## Introduction
Semantic textual similarity deals with determining how similar a pair of text documents are. The goal of the first task is to implement a new architecture by combining the ideas from papers
- Siamese Recurrent Architectures for Learning Sentence Similarity, Jonas Mueller et. al (will be referred as the AAAI paper)
- A Structured Self-Attentive Sentence Embedding, Zhouhan Lin et. al (will be referred as the ICLR paper) <br/><br/>
Furthermore, you'd be evaluating whether the new architecture improves the results of **Siamese Recurrent Architectures for Learning Sentence Similarity, Jonas Mueller et. al**. Your overall network architecture should look similar to the following figure. 
![Untitled%20Diagram.drawio%20%281%29.png](https://raw.githubusercontent.com/shahrukhx01/ocr-test/main/download.png)
<br/><br/>


Moreover, you'd be required to implement further helper functions that these papers propose i.e., attention penalty term for loss, etc.

### SICK dataset
We will use SICK dataset throughout the project (at least in the first two tasks). To get more information about the dataset you can refer to the original [paper](http://www.lrec-conf.org/proceedings/lrec2014/pdf/363_Paper.pdf) on the dataset. You can download the dataset using one of the following links:
- [dataset page 1](https://marcobaroni.org/composes/sick.html)
- [dataset page 2](https://huggingface.co/datasets/sick)    

The relevant columns for the project are `sentence_A`, `sentence_B`, `relatedness_score`, where `relatedness_score` is the label. <br><br>
**Hint: For each task make sure to decide whether the label should be normalized or not.**<br><br>

In [None]:
%load_ext autoreload
%autoreload 2

In [None]:
import torch
import test
import sts_data
from importlib import reload

## Part 1. Data pipeline (3 points)
Before starting working on the model, we must configure the data pipeline to load the data in the correct format. Please, implement the functions for processing the data.

### Part 1.1 Loading and preprocessing the data (1 point)
━━━━━━━━━━
Objectives:
1. Reproduce the rows word for word, from their first line through the line that contains "- contact-point: [386, 260, 391, 265]".
2. Continue the semantic textual similarity project description from where it stops.
━━━━━━━━━━
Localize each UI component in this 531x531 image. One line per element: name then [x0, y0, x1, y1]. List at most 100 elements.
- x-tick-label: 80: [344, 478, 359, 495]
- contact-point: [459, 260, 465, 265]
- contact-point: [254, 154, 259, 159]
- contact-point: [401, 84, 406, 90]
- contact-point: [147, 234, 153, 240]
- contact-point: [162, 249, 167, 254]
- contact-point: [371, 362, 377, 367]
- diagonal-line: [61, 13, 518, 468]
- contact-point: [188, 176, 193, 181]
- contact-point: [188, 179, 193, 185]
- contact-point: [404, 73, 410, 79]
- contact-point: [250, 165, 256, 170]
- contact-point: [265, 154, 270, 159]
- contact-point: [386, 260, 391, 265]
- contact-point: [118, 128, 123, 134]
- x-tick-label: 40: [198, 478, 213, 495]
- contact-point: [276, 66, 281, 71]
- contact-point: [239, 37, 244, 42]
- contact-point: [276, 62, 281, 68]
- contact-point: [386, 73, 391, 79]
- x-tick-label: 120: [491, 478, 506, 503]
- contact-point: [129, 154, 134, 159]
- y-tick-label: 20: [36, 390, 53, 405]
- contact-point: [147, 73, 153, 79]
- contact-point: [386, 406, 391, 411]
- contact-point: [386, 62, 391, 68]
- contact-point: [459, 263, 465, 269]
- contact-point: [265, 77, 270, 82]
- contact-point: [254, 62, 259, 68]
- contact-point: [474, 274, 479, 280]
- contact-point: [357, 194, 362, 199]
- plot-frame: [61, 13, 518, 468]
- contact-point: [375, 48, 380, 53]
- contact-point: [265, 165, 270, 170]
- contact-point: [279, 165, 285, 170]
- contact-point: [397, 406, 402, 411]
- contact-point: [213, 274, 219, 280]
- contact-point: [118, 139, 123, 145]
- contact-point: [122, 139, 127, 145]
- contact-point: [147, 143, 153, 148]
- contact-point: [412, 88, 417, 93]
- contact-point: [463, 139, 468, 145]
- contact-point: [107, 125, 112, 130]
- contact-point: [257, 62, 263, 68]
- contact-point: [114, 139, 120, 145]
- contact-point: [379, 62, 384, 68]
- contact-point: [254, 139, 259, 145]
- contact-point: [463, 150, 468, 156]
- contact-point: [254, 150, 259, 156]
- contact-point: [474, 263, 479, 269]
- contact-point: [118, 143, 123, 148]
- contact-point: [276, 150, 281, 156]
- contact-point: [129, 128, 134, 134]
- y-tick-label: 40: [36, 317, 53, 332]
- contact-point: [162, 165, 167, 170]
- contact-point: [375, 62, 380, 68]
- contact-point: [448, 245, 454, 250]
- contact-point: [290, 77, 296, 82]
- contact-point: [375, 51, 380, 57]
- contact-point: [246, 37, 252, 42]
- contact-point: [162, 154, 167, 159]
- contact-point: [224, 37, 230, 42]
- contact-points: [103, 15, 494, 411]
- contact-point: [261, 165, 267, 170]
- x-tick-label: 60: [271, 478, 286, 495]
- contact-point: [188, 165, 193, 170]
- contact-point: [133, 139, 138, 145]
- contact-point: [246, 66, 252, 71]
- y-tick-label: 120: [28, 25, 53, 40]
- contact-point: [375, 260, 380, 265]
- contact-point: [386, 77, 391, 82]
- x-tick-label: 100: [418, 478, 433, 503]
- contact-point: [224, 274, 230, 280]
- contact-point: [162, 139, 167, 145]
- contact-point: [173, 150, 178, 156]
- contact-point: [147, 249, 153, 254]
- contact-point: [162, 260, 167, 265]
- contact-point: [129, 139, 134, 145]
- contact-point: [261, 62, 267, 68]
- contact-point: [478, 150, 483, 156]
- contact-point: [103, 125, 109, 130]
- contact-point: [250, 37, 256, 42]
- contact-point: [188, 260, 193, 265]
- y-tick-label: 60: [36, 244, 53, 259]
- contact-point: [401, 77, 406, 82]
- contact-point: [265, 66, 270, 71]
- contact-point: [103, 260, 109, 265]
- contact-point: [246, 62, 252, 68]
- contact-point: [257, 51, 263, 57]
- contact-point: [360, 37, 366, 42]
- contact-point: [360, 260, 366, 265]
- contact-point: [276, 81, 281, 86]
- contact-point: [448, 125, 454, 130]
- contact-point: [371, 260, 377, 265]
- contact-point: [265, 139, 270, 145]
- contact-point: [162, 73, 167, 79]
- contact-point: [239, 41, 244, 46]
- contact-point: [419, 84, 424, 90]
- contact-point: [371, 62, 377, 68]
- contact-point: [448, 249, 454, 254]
━━━━━━━━━━
Responses for each task:
1.
Localize each UI component in this 531x531 image. One line per element: name then [x0, y0, x1, y1]. List at most 100 elements.
- x-tick-label: 80: [344, 478, 359, 495]
- contact-point: [459, 260, 465, 265]
- contact-point: [254, 154, 259, 159]
- contact-point: [401, 84, 406, 90]
- contact-point: [147, 234, 153, 240]
- contact-point: [162, 249, 167, 254]
- contact-point: [371, 362, 377, 367]
- diagonal-line: [61, 13, 518, 468]
- contact-point: [188, 176, 193, 181]
- contact-point: [188, 179, 193, 185]
- contact-point: [404, 73, 410, 79]
- contact-point: [250, 165, 256, 170]
- contact-point: [265, 154, 270, 159]
- contact-point: [386, 260, 391, 265]

2.
Download the SICK dataset and store it in [pandas](https://pandas.pydata.org/docs/index.html) `Dataframe`'s. You should use the official data split.  

Implement `load_data` method of `STSData` class in `sts_data.py`. The method must download the dataset and perform basic preprocessing. Minimal preprocessing required:  
1. normalize text to lower case
2. remove punctuations  
3. remove [stopwords](https://en.wikipedia.org/wiki/Stop_word) - we provided you with the list of English stopwords.
4. Optionally, any other preprocessing that you deem necessary.

All the preprocessing code must be contained in the `preprocessing.py` file.  
You can use Hugginface's [datasets library](https://huggingface.co/docs/datasets/) for easy dataset download.

### Part 1.2 Building vocabulary (1 point)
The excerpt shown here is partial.